▶ Data listing:

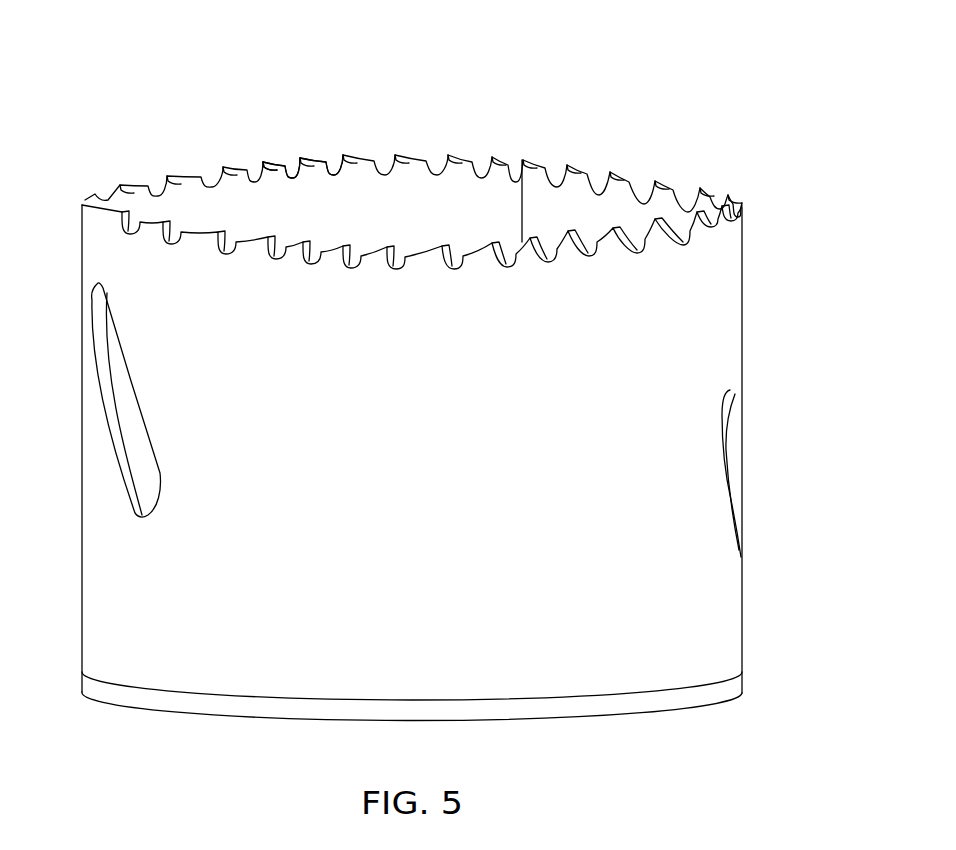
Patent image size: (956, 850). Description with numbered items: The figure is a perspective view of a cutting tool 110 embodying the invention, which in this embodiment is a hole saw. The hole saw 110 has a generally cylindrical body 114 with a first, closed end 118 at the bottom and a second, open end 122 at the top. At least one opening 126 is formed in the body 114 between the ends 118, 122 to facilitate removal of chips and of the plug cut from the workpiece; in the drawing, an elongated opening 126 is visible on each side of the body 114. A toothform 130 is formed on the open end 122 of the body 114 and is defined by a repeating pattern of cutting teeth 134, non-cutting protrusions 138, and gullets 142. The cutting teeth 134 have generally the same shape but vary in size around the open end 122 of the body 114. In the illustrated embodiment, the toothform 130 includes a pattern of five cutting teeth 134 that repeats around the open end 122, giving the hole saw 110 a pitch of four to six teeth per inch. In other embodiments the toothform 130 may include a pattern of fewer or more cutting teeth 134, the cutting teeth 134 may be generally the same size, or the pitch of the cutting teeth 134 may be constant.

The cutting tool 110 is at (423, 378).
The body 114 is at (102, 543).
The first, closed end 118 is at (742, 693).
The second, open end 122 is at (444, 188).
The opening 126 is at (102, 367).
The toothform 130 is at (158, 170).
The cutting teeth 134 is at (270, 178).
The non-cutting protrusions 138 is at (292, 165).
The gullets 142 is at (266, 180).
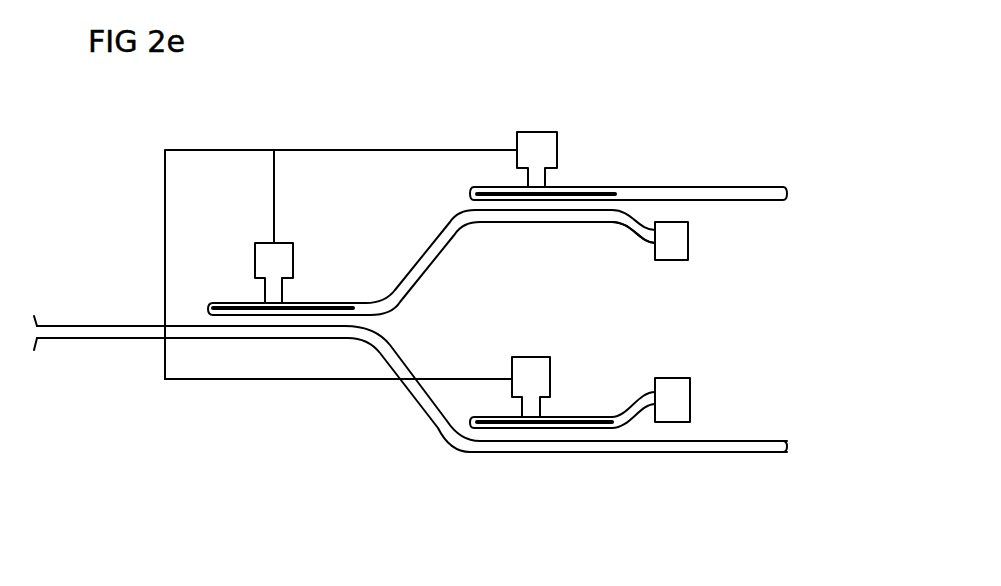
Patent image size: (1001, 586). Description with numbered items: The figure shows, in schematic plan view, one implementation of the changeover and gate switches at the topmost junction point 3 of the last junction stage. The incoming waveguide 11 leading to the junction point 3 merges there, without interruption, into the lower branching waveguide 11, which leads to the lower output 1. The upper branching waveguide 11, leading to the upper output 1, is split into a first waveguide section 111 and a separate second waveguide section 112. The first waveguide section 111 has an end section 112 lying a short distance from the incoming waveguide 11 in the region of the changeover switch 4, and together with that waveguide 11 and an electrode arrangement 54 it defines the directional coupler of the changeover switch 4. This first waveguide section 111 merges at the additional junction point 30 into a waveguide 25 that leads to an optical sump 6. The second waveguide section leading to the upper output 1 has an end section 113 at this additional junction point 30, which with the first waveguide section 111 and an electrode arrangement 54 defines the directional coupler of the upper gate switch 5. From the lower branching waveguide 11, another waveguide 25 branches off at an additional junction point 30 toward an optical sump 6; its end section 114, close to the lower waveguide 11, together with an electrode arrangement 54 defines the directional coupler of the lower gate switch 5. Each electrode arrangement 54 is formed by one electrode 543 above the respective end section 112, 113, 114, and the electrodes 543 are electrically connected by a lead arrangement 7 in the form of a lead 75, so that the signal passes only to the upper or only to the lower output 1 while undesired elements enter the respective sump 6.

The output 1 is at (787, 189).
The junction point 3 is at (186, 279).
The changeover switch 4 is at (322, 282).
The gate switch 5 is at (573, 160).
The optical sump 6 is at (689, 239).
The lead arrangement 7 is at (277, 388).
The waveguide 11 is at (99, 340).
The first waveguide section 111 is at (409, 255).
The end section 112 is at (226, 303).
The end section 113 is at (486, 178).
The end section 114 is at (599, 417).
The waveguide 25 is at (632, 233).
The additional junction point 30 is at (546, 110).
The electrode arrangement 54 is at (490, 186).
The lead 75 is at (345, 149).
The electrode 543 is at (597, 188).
* * *
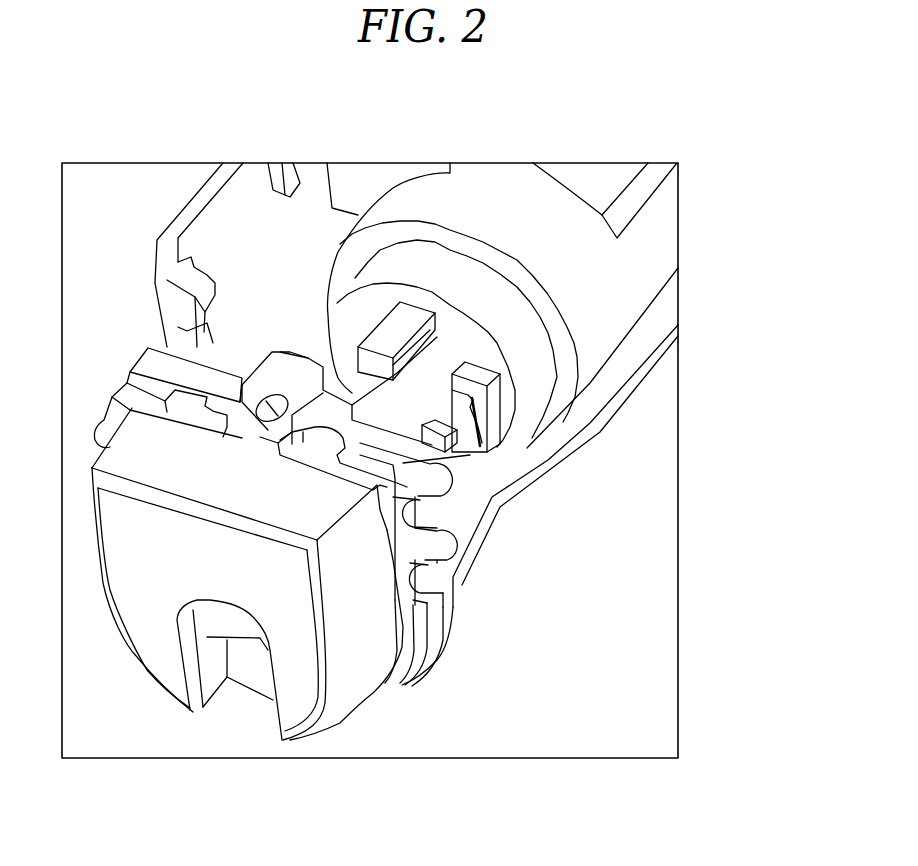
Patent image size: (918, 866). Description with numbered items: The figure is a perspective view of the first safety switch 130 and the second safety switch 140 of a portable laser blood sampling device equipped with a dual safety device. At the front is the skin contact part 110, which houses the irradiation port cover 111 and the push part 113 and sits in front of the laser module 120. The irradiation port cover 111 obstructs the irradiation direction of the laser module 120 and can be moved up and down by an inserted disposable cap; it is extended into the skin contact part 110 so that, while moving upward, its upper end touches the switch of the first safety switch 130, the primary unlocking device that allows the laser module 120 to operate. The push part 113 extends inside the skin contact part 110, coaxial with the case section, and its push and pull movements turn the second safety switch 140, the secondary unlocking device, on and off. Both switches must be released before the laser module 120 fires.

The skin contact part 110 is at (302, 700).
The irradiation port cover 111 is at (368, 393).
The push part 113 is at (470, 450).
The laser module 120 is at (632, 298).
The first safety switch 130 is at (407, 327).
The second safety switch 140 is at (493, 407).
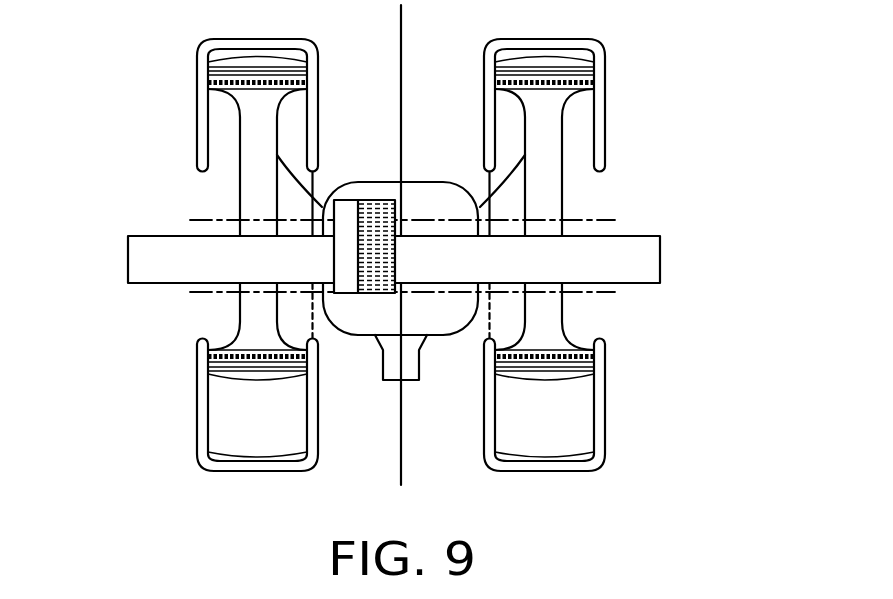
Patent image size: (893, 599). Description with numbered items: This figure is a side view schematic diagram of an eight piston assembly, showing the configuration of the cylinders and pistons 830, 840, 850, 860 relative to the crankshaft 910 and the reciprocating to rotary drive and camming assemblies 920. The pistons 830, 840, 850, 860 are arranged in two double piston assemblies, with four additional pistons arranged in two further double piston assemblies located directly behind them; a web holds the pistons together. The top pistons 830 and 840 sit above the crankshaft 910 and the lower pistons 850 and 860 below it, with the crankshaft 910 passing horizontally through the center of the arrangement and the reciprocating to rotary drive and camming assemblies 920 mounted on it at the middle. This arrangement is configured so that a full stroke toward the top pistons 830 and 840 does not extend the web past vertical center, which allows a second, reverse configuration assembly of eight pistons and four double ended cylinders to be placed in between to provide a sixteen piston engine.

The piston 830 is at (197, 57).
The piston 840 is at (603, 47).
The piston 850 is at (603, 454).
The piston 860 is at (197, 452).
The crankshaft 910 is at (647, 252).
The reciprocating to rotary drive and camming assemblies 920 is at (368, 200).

▶ What is needed: Render the lines of the records as a numbered list, starting at the line that contains "Patent image size: (956, 850)." and ending at the line that contains "The gullets 142 is at (266, 180).". Leave out any blank lines.

▶ Task result:
1. Patent image size: (956, 850). Description with numbered items: The figure is a perspective view of a cutting tool 110 embodying the invention, which in this embodiment is a hole saw. The hole saw 110 has a generally cylindrical body 114 with a first, closed end 118 at the bottom and a second, open end 122 at the top. At least one opening 126 is formed in the body 114 between the ends 118, 122 to facilitate removal of chips and of the plug cut from the workpiece; in the drawing, an elongated opening 126 is visible on each side of the body 114. A toothform 130 is formed on the open end 122 of the body 114 and is defined by a repeating pattern of cutting teeth 134, non-cutting protrusions 138, and gullets 142. The cutting teeth 134 have generally the same shape but vary in size around the open end 122 of the body 114. In the illustrated embodiment, the toothform 130 includes a pattern of five cutting teeth 134 that repeats around the open end 122, giving the hole saw 110 a pitch of four to six teeth per inch. In other embodiments the toothform 130 may include a pattern of fewer or more cutting teeth 134, the cutting teeth 134 may be generally the same size, or the pitch of the cutting teeth 134 may be constant.
2. The cutting tool 110 is at (423, 378).
3. The body 114 is at (102, 543).
4. The first, closed end 118 is at (742, 693).
5. The second, open end 122 is at (444, 188).
6. The opening 126 is at (102, 367).
7. The toothform 130 is at (158, 170).
8. The cutting teeth 134 is at (270, 178).
9. The non-cutting protrusions 138 is at (292, 165).
10. The gullets 142 is at (266, 180).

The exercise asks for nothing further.